Collected data entries:
◆ ◆ ◆ ◆
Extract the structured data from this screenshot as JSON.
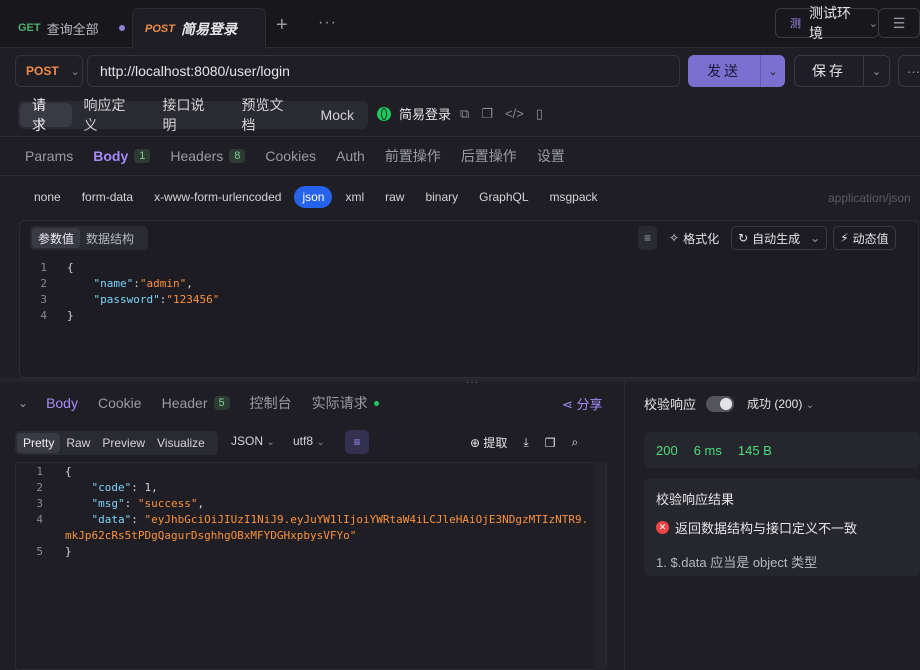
{
  "tabs": [
    {
      "method": "GET",
      "label": "查询全部"
    },
    {
      "method": "POST",
      "label": "简易登录"
    }
  ],
  "env": {
    "badge": "测",
    "label": "测试环境"
  },
  "request": {
    "method": "POST",
    "url": "http://localhost:8080/user/login",
    "send_label": "发送",
    "save_label": "保存"
  },
  "modes": [
    "请求",
    "响应定义",
    "接口说明",
    "预览文档",
    "Mock"
  ],
  "api_name": "简易登录",
  "subtabs": [
    {
      "label": "Params"
    },
    {
      "label": "Body",
      "count": "1"
    },
    {
      "label": "Headers",
      "count": "8"
    },
    {
      "label": "Cookies"
    },
    {
      "label": "Auth"
    },
    {
      "label": "前置操作"
    },
    {
      "label": "后置操作"
    },
    {
      "label": "设置"
    }
  ],
  "body_types": [
    "none",
    "form-data",
    "x-www-form-urlencoded",
    "json",
    "xml",
    "raw",
    "binary",
    "GraphQL",
    "msgpack"
  ],
  "content_type": "application/json",
  "editor": {
    "tabs": [
      "参数值",
      "数据结构"
    ],
    "tools": {
      "format": "格式化",
      "auto": "自动生成",
      "dynamic": "动态值"
    },
    "lines": [
      "1",
      "2",
      "3",
      "4"
    ],
    "body": {
      "name": "admin",
      "password": "123456"
    }
  },
  "response": {
    "tabs": [
      {
        "label": "Body"
      },
      {
        "label": "Cookie"
      },
      {
        "label": "Header",
        "count": "5"
      },
      {
        "label": "控制台"
      },
      {
        "label": "实际请求"
      }
    ],
    "share": "分享",
    "views": [
      "Pretty",
      "Raw",
      "Preview",
      "Visualize"
    ],
    "format": "JSON",
    "encoding": "utf8",
    "extract": "提取",
    "lines": [
      "1",
      "2",
      "3",
      "4",
      "5"
    ],
    "body": {
      "code": "1",
      "msg": "success",
      "data_line1": "eyJhbGciOiJIUzI1NiJ9.eyJuYW1lIjoiYWRtaW4iLCJleHAiOjE3NDgzMTIzNTR9.",
      "data_line2": "mkJp62cRs5tPDgQagurDsghhgOBxMFYDGHxpbysVFYo"
    }
  },
  "validation": {
    "title": "校验响应",
    "status": "成功 (200)",
    "code": "200",
    "time": "6 ms",
    "size": "145 B",
    "result_title": "校验响应结果",
    "error": "返回数据结构与接口定义不一致",
    "detail": "1. $.data 应当是 object 类型"
  }
}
◆ ◆ ◆ ◆
(WORK INSTRUCTIONS): None of the pictures should appear; repeat the records exactly otherwise.

(ANSWER TO THE PROBLEM):
Extract the structured data from this screenshot as JSON.
{
  "tabs": [
    {
      "method": "GET",
      "label": "查询全部"
    },
    {
      "method": "POST",
      "label": "简易登录"
    }
  ],
  "env": {
    "badge": "测",
    "label": "测试环境"
  },
  "request": {
    "method": "POST",
    "url": "http://localhost:8080/user/login",
    "send_label": "发送",
    "save_label": "保存"
  },
  "modes": [
    "请求",
    "响应定义",
    "接口说明",
    "预览文档",
    "Mock"
  ],
  "api_name": "简易登录",
  "subtabs": [
    {
      "label": "Params"
    },
    {
      "label": "Body",
      "count": "1"
    },
    {
      "label": "Headers",
      "count": "8"
    },
    {
      "label": "Cookies"
    },
    {
      "label": "Auth"
    },
    {
      "label": "前置操作"
    },
    {
      "label": "后置操作"
    },
    {
      "label": "设置"
    }
  ],
  "body_types": [
    "none",
    "form-data",
    "x-www-form-urlencoded",
    "json",
    "xml",
    "raw",
    "binary",
    "GraphQL",
    "msgpack"
  ],
  "content_type": "application/json",
  "editor": {
    "tabs": [
      "参数值",
      "数据结构"
    ],
    "tools": {
      "format": "格式化",
      "auto": "自动生成",
      "dynamic": "动态值"
    },
    "lines": [
      "1",
      "2",
      "3",
      "4"
    ],
    "body": {
      "name": "admin",
      "password": "123456"
    }
  },
  "response": {
    "tabs": [
      {
        "label": "Body"
      },
      {
        "label": "Cookie"
      },
      {
        "label": "Header",
        "count": "5"
      },
      {
        "label": "控制台"
      },
      {
        "label": "实际请求"
      }
    ],
    "share": "分享",
    "views": [
      "Pretty",
      "Raw",
      "Preview",
      "Visualize"
    ],
    "format": "JSON",
    "encoding": "utf8",
    "extract": "提取",
    "lines": [
      "1",
      "2",
      "3",
      "4",
      "5"
    ],
    "body": {
      "code": "1",
      "msg": "success",
      "data_line1": "eyJhbGciOiJIUzI1NiJ9.eyJuYW1lIjoiYWRtaW4iLCJleHAiOjE3NDgzMTIzNTR9.",
      "data_line2": "mkJp62cRs5tPDgQagurDsghhgOBxMFYDGHxpbysVFYo"
    }
  },
  "validation": {
    "title": "校验响应",
    "status": "成功 (200)",
    "code": "200",
    "time": "6 ms",
    "size": "145 B",
    "result_title": "校验响应结果",
    "error": "返回数据结构与接口定义不一致",
    "detail": "1. $.data 应当是 object 类型"
  }
}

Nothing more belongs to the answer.